Extracted records
-- Start --
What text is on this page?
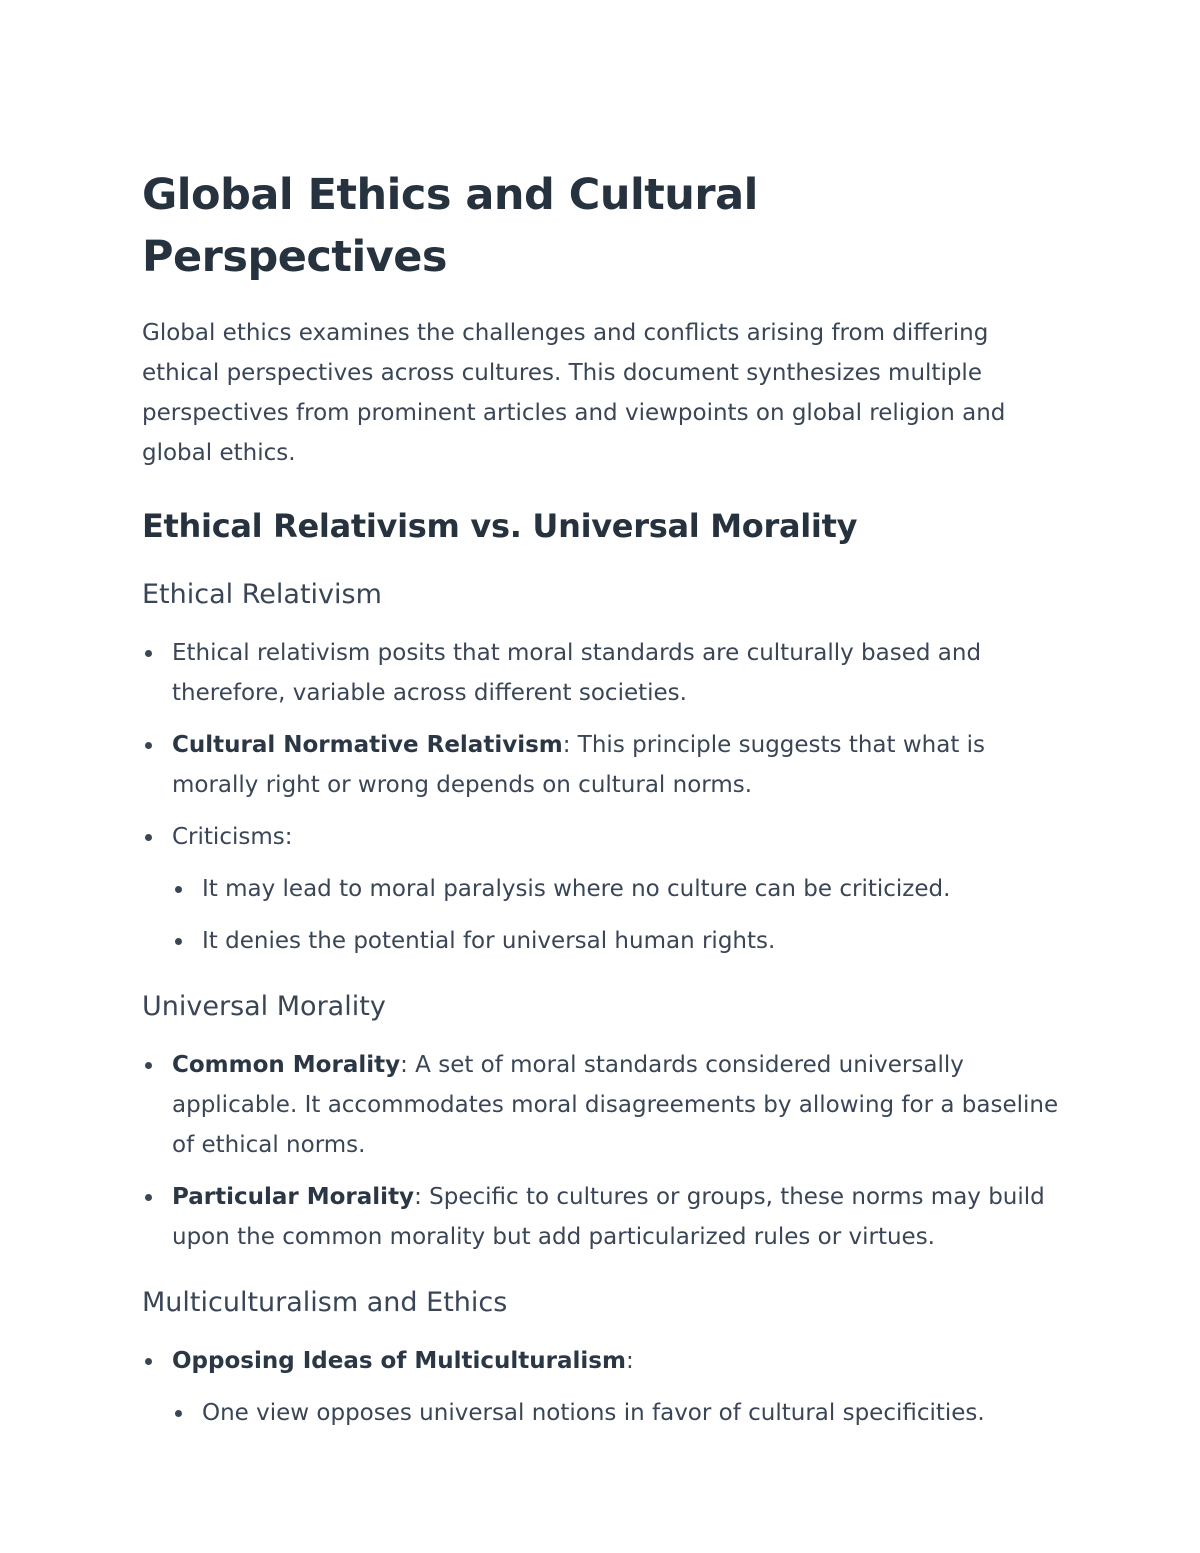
Global Ethics and Cultural Perspectives

Global ethics examines the challenges and conflicts arising from differing ethical perspectives across cultures. This document synthesizes multiple perspectives from prominent articles and viewpoints on global religion and global ethics.

Ethical Relativism vs. Universal Morality
Ethical Relativism
Ethical relativism posits that moral standards are culturally based and therefore, variable across different societies.
Cultural Normative Relativism: This principle suggests that what is morally right or wrong depends on cultural norms.
Criticisms:
It may lead to moral paralysis where no culture can be criticized.
It denies the potential for universal human rights.
Universal Morality
Common Morality: A set of moral standards considered universally applicable. It accommodates moral disagreements by allowing for a baseline of ethical norms.
Particular Morality: Specific to cultures or groups, these norms may build upon the common morality but add particularized rules or virtues.
Multiculturalism and Ethics
Opposing Ideas of Multiculturalism:
One view opposes universal notions in favor of cultural specificities.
-- End --
* WHAT THIS TASK INVOLVES
Copy all lines in the listing above where the string "Morality" appears.

* TASK RESPONSE
Ethical Relativism vs. Universal Morality
Universal Morality
Common Morality: A set of moral standards considered universally applicable. It accommodates moral disagreements by allowing for a baseline of ethical norms.
Particular Morality: Specific to cultures or groups, these norms may build upon the common morality but add particularized rules or virtues.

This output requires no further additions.